(Records for the task)

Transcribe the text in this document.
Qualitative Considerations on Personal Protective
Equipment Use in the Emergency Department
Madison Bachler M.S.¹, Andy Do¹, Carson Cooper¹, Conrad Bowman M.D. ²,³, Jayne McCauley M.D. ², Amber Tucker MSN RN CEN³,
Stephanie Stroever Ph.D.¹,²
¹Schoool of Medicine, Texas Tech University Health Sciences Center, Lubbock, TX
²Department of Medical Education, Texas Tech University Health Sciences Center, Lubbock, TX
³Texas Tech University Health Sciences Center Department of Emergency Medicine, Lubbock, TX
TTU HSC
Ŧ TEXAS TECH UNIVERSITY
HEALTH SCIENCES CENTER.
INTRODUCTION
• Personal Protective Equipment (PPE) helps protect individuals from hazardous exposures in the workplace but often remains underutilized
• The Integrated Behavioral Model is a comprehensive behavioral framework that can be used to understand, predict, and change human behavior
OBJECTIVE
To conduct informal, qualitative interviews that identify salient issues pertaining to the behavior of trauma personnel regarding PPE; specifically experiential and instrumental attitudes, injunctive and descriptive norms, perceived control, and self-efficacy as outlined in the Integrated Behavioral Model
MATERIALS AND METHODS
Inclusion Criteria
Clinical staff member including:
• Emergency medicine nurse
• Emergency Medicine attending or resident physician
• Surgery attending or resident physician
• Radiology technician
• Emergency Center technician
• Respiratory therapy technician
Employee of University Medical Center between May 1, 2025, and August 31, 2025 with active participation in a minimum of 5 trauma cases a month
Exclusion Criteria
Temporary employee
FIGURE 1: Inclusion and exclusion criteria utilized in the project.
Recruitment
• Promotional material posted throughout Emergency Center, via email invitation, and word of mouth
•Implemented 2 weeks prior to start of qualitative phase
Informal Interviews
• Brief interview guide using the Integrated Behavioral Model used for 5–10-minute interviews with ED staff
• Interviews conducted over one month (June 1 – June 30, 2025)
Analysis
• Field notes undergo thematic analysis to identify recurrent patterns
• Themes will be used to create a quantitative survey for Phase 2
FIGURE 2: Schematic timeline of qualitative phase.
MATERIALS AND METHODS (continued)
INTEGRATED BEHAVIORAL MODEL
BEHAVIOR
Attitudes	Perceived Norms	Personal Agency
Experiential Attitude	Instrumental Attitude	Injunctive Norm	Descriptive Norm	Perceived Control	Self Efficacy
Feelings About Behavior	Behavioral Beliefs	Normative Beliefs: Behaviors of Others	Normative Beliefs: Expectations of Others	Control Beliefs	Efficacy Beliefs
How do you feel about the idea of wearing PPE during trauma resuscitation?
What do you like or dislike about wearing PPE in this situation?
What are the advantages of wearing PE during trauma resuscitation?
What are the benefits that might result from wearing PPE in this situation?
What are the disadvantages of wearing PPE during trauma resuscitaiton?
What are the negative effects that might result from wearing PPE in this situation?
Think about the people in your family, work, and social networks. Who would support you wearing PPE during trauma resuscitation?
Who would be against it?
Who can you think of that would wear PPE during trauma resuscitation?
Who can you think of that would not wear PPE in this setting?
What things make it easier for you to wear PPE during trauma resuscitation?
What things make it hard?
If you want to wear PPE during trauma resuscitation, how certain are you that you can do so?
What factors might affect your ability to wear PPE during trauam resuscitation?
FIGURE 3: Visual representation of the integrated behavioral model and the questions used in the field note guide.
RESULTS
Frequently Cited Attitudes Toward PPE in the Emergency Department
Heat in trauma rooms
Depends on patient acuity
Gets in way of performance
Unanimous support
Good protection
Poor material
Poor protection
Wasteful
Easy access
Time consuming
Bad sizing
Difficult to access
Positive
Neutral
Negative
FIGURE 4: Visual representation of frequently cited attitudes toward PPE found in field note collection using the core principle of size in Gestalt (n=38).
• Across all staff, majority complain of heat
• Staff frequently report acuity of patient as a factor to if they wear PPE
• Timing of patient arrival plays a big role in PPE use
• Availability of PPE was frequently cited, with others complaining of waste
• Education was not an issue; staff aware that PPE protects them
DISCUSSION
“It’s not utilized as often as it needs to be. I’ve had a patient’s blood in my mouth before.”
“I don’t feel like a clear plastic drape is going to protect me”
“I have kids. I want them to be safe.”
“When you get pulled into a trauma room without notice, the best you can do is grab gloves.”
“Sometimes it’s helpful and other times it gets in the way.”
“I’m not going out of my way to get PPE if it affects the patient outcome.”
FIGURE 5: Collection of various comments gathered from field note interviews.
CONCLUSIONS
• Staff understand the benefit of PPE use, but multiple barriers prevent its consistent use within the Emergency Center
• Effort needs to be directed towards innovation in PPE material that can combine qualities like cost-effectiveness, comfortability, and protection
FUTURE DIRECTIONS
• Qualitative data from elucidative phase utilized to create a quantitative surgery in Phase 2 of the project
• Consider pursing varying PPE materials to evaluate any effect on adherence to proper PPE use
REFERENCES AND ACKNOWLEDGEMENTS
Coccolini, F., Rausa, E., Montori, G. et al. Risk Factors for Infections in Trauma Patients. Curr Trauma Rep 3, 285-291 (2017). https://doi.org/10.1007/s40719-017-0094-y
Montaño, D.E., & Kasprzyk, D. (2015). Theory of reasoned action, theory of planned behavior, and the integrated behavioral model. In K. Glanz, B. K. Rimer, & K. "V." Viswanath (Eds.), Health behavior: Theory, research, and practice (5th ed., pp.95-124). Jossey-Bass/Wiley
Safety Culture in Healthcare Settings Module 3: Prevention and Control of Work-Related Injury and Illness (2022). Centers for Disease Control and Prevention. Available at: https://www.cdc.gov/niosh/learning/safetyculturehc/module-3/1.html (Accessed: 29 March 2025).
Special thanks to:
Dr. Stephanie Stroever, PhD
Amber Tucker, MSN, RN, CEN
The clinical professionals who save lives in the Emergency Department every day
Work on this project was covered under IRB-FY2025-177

(End Records for the task)

§ **Exercise instructions**
From the lines above, copy those that contain the word "Protective".

§ **Completed task**
Qualitative Considerations on Personal Protective
• Personal Protective Equipment (PPE) helps protect individuals from hazardous exposures in the workplace but often remains underutilized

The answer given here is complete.